> **EXERCISE OBJECTIVE**:
Go through the listing below and list every line with "shown".

> **SUPPLIED ENTRIES**:
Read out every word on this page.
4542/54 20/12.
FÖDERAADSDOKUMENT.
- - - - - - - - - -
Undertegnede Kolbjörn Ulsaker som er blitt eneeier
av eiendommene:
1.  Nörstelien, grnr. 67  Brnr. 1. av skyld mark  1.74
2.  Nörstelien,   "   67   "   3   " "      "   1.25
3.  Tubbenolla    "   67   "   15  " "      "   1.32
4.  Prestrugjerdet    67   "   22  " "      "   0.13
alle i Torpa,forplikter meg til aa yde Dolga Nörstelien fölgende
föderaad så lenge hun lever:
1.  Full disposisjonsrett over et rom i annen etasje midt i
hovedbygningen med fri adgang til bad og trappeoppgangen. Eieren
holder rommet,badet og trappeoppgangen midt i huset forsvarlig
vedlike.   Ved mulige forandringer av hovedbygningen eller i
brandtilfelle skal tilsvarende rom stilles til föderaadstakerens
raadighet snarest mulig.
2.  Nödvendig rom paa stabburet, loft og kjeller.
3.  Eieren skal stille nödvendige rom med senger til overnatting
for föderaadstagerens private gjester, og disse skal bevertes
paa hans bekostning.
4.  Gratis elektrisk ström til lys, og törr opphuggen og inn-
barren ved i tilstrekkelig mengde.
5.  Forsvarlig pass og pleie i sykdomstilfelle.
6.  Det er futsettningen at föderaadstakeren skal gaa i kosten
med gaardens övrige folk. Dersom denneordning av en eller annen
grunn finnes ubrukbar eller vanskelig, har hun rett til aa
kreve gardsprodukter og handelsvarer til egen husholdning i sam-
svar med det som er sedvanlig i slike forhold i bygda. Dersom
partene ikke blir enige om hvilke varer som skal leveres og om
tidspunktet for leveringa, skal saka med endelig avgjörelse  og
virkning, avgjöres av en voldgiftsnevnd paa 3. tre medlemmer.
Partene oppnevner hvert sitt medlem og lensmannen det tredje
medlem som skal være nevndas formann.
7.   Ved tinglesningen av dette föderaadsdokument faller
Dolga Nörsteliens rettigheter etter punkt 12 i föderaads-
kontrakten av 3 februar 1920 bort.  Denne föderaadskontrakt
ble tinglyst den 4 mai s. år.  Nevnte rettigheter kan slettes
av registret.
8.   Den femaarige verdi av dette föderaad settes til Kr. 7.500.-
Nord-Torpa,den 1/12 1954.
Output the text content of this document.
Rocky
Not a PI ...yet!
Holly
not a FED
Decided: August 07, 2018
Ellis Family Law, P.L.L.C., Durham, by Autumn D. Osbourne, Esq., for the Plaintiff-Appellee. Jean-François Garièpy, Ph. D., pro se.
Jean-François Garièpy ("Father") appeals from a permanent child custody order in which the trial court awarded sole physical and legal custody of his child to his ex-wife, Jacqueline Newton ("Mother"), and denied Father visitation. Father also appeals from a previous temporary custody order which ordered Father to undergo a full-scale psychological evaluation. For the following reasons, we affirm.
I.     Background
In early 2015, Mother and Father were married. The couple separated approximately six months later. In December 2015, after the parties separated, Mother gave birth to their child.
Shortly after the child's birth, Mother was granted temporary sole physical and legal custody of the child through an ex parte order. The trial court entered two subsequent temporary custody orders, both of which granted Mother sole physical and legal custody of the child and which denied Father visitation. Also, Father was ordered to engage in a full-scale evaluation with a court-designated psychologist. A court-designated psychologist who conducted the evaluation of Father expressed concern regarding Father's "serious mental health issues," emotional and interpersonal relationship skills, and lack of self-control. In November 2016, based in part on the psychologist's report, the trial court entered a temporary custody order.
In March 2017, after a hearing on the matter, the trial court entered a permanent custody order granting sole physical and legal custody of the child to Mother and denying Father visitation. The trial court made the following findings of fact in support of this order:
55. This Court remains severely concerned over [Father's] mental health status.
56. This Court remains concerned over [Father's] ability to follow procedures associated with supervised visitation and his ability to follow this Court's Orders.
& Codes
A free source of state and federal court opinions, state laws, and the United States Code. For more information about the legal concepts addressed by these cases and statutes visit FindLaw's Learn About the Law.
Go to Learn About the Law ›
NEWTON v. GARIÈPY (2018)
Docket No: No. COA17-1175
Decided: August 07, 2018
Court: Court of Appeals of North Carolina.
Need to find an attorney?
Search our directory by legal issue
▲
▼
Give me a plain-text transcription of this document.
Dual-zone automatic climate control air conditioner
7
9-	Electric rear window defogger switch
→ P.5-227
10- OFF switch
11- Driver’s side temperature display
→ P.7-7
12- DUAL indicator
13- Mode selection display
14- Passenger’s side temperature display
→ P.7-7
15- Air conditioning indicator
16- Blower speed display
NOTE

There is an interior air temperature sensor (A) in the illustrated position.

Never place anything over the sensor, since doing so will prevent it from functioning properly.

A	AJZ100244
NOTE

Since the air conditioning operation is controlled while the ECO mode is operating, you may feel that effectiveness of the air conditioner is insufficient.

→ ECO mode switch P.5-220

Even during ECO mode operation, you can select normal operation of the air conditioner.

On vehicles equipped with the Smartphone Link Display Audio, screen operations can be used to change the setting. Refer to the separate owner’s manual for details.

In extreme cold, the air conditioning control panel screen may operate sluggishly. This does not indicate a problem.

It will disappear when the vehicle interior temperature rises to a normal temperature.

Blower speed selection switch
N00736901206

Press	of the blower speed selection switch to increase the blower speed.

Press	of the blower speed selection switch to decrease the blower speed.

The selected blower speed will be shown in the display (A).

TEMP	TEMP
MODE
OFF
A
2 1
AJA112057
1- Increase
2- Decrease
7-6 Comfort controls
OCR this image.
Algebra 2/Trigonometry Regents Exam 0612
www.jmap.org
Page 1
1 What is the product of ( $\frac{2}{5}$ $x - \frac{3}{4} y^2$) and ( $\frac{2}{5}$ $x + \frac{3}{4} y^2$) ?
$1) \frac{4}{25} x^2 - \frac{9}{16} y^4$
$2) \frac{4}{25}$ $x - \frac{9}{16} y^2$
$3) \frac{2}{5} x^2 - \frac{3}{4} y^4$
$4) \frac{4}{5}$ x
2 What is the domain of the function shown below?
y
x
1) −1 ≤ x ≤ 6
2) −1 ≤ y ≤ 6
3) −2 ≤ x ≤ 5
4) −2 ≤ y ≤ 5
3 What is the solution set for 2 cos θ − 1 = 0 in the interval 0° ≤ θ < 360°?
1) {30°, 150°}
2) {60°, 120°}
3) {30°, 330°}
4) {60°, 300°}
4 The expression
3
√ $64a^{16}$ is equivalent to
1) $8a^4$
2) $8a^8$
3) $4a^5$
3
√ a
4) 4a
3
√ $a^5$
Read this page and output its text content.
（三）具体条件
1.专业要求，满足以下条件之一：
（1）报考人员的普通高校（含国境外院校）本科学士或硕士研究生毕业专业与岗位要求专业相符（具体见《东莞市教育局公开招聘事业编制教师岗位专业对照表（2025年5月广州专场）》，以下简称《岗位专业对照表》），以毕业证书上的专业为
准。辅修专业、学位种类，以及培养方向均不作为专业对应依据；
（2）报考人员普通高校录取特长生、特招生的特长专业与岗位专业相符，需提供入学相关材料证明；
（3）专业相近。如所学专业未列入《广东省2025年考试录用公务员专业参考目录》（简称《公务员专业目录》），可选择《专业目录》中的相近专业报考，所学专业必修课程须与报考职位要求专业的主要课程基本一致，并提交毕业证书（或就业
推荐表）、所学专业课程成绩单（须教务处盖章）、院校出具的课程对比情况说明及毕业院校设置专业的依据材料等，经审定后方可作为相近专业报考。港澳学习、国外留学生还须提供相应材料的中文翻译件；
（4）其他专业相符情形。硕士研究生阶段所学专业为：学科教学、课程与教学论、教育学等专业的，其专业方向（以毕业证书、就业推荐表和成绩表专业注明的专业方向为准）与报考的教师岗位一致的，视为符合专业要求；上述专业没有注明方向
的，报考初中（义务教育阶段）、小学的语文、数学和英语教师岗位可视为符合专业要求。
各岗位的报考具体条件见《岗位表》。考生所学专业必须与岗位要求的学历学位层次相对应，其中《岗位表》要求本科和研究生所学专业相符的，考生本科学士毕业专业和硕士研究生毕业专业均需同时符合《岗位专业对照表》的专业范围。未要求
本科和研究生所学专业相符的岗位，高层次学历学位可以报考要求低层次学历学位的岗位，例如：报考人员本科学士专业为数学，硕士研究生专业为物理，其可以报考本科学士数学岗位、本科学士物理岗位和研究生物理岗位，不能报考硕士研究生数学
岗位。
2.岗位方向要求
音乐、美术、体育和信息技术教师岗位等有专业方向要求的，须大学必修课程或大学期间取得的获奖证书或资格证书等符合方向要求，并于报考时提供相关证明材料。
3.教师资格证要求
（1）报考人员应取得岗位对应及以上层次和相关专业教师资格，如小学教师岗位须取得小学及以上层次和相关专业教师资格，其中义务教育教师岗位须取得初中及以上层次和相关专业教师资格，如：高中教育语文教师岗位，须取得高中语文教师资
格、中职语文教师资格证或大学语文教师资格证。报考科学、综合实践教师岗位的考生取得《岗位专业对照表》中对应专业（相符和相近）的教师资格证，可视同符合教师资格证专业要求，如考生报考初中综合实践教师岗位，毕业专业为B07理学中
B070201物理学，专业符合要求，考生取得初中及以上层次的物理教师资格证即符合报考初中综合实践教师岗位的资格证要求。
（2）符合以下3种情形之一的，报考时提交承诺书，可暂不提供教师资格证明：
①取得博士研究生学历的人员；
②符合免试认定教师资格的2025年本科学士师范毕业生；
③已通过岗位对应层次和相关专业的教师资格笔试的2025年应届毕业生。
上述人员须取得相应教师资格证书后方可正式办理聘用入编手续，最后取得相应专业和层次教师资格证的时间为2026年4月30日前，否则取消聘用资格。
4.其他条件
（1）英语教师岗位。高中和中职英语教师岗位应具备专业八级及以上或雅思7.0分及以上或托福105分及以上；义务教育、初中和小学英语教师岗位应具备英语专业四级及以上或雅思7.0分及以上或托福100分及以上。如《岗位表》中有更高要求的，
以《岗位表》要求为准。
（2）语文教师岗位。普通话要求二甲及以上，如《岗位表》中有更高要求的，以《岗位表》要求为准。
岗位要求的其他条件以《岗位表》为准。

> **REPLY TO THE EXERCISE**:
The selected blower speed will be shown in the display (A).
2 What is the domain of the function shown below?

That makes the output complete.